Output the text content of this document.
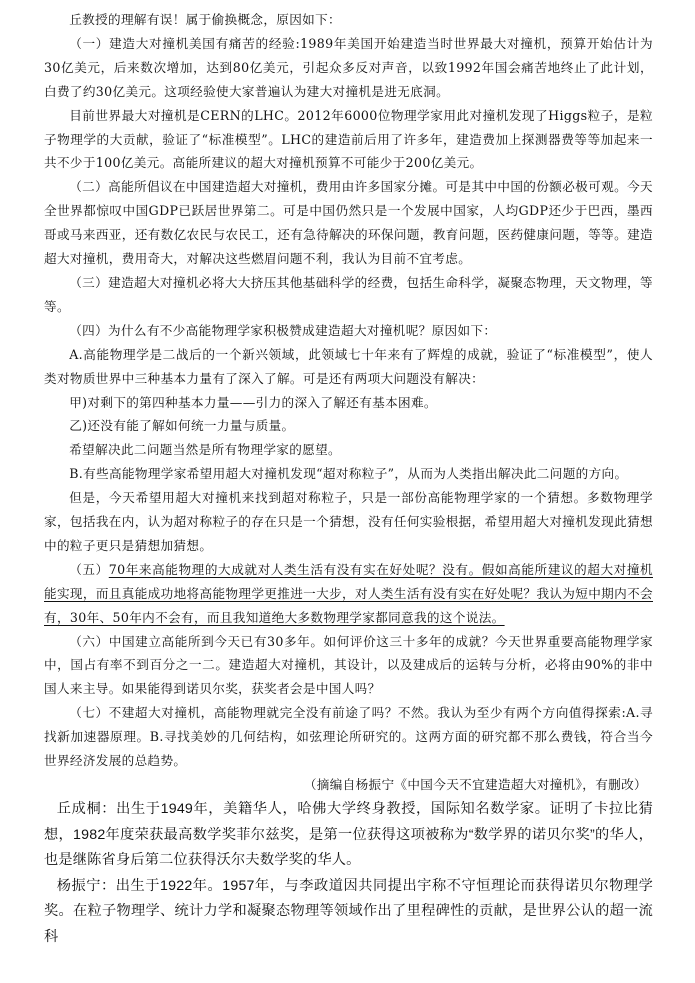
丘教授的理解有误！属于偷换概念，原因如下：

（一）建造大对撞机美国有痛苦的经验:1989年美国开始建造当时世界最大对撞机，预算开始估计为30亿美元，后来数次增加，达到80亿美元，引起众多反对声音，以致1992年国会痛苦地终止了此计划，白费了约30亿美元。这项经验使大家普遍认为建大对撞机是进无底洞。

目前世界最大对撞机是CERN的LHC。2012年6000位物理学家用此对撞机发现了Higgs粒子，是粒子物理学的大贡献，验证了“标准模型”。LHC的建造前后用了许多年，建造费加上探测器费等等加起来一共不少于100亿美元。高能所建议的超大对撞机预算不可能少于200亿美元。

（二）高能所倡议在中国建造超大对撞机，费用由许多国家分摊。可是其中中国的份额必极可观。今天全世界都惊叹中国GDP已跃居世界第二。可是中国仍然只是一个发展中国家，人均GDP还少于巴西，墨西哥或马来西亚，还有数亿农民与农民工，还有急待解决的环保问题，教育问题，医药健康问题，等等。建造超大对撞机，费用奇大，对解决这些燃眉问题不利，我认为目前不宜考虑。

（三）建造超大对撞机必将大大挤压其他基础科学的经费，包括生命科学，凝聚态物理，天文物理，等等。

（四）为什么有不少高能物理学家积极赞成建造超大对撞机呢？原因如下：

A.高能物理学是二战后的一个新兴领域，此领域七十年来有了辉煌的成就，验证了“标准模型”，使人类对物质世界中三种基本力量有了深入了解。可是还有两项大问题没有解决：

甲)对剩下的第四种基本力量——引力的深入了解还有基本困难。

乙)还没有能了解如何统一力量与质量。

希望解决此二问题当然是所有物理学家的愿望。

B.有些高能物理学家希望用超大对撞机发现“超对称粒子”，从而为人类指出解决此二问题的方向。

但是，今天希望用超大对撞机来找到超对称粒子，只是一部份高能物理学家的一个猜想。多数物理学家，包括我在内，认为超对称粒子的存在只是一个猜想，没有任何实验根据，希望用超大对撞机发现此猜想中的粒子更只是猜想加猜想。

（五）70年来高能物理的大成就对人类生活有没有实在好处呢？没有。假如高能所建议的超大对撞机能实现，而且真能成功地将高能物理学更推进一大步，对人类生活有没有实在好处呢？我认为短中期内不会有，30年、50年内不会有，而且我知道绝大多数物理学家都同意我的这个说法。

（六）中国建立高能所到今天已有30多年。如何评价这三十多年的成就？今天世界重要高能物理学家中，国占有率不到百分之一二。建造超大对撞机，其设计，以及建成后的运转与分析，必将由90%的非中国人来主导。如果能得到诺贝尔奖，获奖者会是中国人吗？

（七）不建超大对撞机，高能物理就完全没有前途了吗？不然。我认为至少有两个方向值得探索:A.寻找新加速器原理。B.寻找美妙的几何结构，如弦理论所研究的。这两方面的研究都不那么费钱，符合当今世界经济发展的总趋势。

（摘编自杨振宁《中国今天不宜建造超大对撞机》，有删改）

丘成桐：出生于1949年，美籍华人，哈佛大学终身教授，国际知名数学家。证明了卡拉比猜想，1982年度荣获最高数学奖菲尔兹奖，是第一位获得这项被称为“数学界的诺贝尔奖”的华人，也是继陈省身后第二位获得沃尔夫数学奖的华人。

杨振宁：出生于1922年。1957年，与李政道因共同提出宇称不守恒理论而获得诺贝尔物理学奖。在粒子物理学、统计力学和凝聚态物理等领域作出了里程碑性的贡献，是世界公认的超一流科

□ □ □ □

Written exercise >> Restate the records above in full, word for word. Keep pictures out.

Task answer >>
Output the text content of this document.
丘教授的理解有误！属于偷换概念，原因如下：

（一）建造大对撞机美国有痛苦的经验:1989年美国开始建造当时世界最大对撞机，预算开始估计为30亿美元，后来数次增加，达到80亿美元，引起众多反对声音，以致1992年国会痛苦地终止了此计划，白费了约30亿美元。这项经验使大家普遍认为建大对撞机是进无底洞。

目前世界最大对撞机是CERN的LHC。2012年6000位物理学家用此对撞机发现了Higgs粒子，是粒子物理学的大贡献，验证了“标准模型”。LHC的建造前后用了许多年，建造费加上探测器费等等加起来一共不少于100亿美元。高能所建议的超大对撞机预算不可能少于200亿美元。

（二）高能所倡议在中国建造超大对撞机，费用由许多国家分摊。可是其中中国的份额必极可观。今天全世界都惊叹中国GDP已跃居世界第二。可是中国仍然只是一个发展中国家，人均GDP还少于巴西，墨西哥或马来西亚，还有数亿农民与农民工，还有急待解决的环保问题，教育问题，医药健康问题，等等。建造超大对撞机，费用奇大，对解决这些燃眉问题不利，我认为目前不宜考虑。

（三）建造超大对撞机必将大大挤压其他基础科学的经费，包括生命科学，凝聚态物理，天文物理，等等。

（四）为什么有不少高能物理学家积极赞成建造超大对撞机呢？原因如下：

A.高能物理学是二战后的一个新兴领域，此领域七十年来有了辉煌的成就，验证了“标准模型”，使人类对物质世界中三种基本力量有了深入了解。可是还有两项大问题没有解决：

甲)对剩下的第四种基本力量——引力的深入了解还有基本困难。

乙)还没有能了解如何统一力量与质量。

希望解决此二问题当然是所有物理学家的愿望。

B.有些高能物理学家希望用超大对撞机发现“超对称粒子”，从而为人类指出解决此二问题的方向。

但是，今天希望用超大对撞机来找到超对称粒子，只是一部份高能物理学家的一个猜想。多数物理学家，包括我在内，认为超对称粒子的存在只是一个猜想，没有任何实验根据，希望用超大对撞机发现此猜想中的粒子更只是猜想加猜想。

（五）70年来高能物理的大成就对人类生活有没有实在好处呢？没有。假如高能所建议的超大对撞机能实现，而且真能成功地将高能物理学更推进一大步，对人类生活有没有实在好处呢？我认为短中期内不会有，30年、50年内不会有，而且我知道绝大多数物理学家都同意我的这个说法。

（六）中国建立高能所到今天已有30多年。如何评价这三十多年的成就？今天世界重要高能物理学家中，国占有率不到百分之一二。建造超大对撞机，其设计，以及建成后的运转与分析，必将由90%的非中国人来主导。如果能得到诺贝尔奖，获奖者会是中国人吗？

（七）不建超大对撞机，高能物理就完全没有前途了吗？不然。我认为至少有两个方向值得探索:A.寻找新加速器原理。B.寻找美妙的几何结构，如弦理论所研究的。这两方面的研究都不那么费钱，符合当今世界经济发展的总趋势。

（摘编自杨振宁《中国今天不宜建造超大对撞机》，有删改）

丘成桐：出生于1949年，美籍华人，哈佛大学终身教授，国际知名数学家。证明了卡拉比猜想，1982年度荣获最高数学奖菲尔兹奖，是第一位获得这项被称为“数学界的诺贝尔奖”的华人，也是继陈省身后第二位获得沃尔夫数学奖的华人。

杨振宁：出生于1922年。1957年，与李政道因共同提出宇称不守恒理论而获得诺贝尔物理学奖。在粒子物理学、统计力学和凝聚态物理等领域作出了里程碑性的贡献，是世界公认的超一流科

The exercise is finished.